Count every line that has the word "supporter" in it; give no more than the number.

START Material for the task

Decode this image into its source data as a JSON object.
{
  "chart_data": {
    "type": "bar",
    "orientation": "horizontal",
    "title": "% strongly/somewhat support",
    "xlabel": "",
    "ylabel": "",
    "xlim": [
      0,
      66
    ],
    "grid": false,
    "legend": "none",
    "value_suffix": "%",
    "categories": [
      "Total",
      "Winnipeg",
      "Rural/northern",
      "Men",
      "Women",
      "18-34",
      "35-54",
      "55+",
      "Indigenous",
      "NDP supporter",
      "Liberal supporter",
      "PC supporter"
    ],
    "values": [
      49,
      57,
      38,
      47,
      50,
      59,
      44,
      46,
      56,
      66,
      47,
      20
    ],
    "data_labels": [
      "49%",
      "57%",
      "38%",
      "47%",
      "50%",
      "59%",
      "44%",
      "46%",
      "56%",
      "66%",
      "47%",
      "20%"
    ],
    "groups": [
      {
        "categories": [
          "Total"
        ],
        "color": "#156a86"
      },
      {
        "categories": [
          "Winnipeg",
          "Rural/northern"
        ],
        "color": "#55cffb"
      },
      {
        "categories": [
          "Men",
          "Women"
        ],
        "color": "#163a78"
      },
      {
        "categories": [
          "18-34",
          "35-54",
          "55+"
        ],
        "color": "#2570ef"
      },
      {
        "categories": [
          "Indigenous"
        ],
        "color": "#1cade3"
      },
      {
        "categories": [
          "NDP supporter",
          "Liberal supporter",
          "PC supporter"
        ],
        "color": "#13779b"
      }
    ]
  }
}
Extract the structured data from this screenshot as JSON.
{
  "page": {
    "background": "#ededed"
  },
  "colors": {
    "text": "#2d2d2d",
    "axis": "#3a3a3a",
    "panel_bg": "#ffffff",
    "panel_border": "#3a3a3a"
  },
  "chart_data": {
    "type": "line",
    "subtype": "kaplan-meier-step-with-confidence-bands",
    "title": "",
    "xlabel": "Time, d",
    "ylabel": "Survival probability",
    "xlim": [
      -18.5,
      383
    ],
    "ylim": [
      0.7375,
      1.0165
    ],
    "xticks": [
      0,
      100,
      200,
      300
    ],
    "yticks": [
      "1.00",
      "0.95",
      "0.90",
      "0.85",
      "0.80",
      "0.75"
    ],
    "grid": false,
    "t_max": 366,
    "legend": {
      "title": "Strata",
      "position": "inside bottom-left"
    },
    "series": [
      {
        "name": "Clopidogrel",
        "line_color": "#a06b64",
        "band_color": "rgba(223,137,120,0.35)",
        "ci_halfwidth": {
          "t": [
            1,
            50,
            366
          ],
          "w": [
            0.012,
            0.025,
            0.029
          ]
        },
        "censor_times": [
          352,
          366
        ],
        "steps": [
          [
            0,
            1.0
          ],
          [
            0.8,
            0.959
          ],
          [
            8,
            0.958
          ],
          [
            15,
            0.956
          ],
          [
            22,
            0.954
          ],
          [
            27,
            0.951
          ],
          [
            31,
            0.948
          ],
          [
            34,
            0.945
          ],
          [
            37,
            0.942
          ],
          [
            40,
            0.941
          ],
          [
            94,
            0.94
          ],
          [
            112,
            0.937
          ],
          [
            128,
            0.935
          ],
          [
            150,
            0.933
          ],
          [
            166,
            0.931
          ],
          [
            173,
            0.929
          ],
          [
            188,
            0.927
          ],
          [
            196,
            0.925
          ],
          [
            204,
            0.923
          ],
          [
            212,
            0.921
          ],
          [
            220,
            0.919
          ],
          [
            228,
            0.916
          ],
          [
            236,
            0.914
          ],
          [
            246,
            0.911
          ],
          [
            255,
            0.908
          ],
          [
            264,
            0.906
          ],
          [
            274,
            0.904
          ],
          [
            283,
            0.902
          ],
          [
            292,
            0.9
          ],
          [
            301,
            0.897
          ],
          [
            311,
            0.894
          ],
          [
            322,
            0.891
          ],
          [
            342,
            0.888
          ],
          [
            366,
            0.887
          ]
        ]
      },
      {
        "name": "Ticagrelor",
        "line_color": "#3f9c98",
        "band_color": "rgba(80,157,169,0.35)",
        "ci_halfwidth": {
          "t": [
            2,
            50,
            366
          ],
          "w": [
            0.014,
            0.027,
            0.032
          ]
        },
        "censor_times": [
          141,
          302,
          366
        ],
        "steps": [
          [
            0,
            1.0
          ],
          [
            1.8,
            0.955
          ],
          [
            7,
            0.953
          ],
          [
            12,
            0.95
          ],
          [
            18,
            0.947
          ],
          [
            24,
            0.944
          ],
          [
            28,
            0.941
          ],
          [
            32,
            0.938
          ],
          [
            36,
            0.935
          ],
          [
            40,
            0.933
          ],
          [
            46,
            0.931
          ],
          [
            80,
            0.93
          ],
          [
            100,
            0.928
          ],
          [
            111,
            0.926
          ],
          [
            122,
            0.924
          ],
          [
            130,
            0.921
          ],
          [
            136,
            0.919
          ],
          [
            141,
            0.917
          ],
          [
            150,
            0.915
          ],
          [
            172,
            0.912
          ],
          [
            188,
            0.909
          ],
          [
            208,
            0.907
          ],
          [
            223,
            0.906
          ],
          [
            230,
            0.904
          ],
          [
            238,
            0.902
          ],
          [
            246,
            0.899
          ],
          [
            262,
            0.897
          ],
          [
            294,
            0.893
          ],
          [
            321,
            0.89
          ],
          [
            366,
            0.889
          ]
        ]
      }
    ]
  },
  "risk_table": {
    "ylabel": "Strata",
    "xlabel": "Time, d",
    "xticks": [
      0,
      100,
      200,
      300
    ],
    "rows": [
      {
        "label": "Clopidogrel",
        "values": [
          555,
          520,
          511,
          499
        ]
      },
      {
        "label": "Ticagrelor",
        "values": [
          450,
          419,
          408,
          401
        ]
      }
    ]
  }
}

END Material for the task

_Expected answer_
6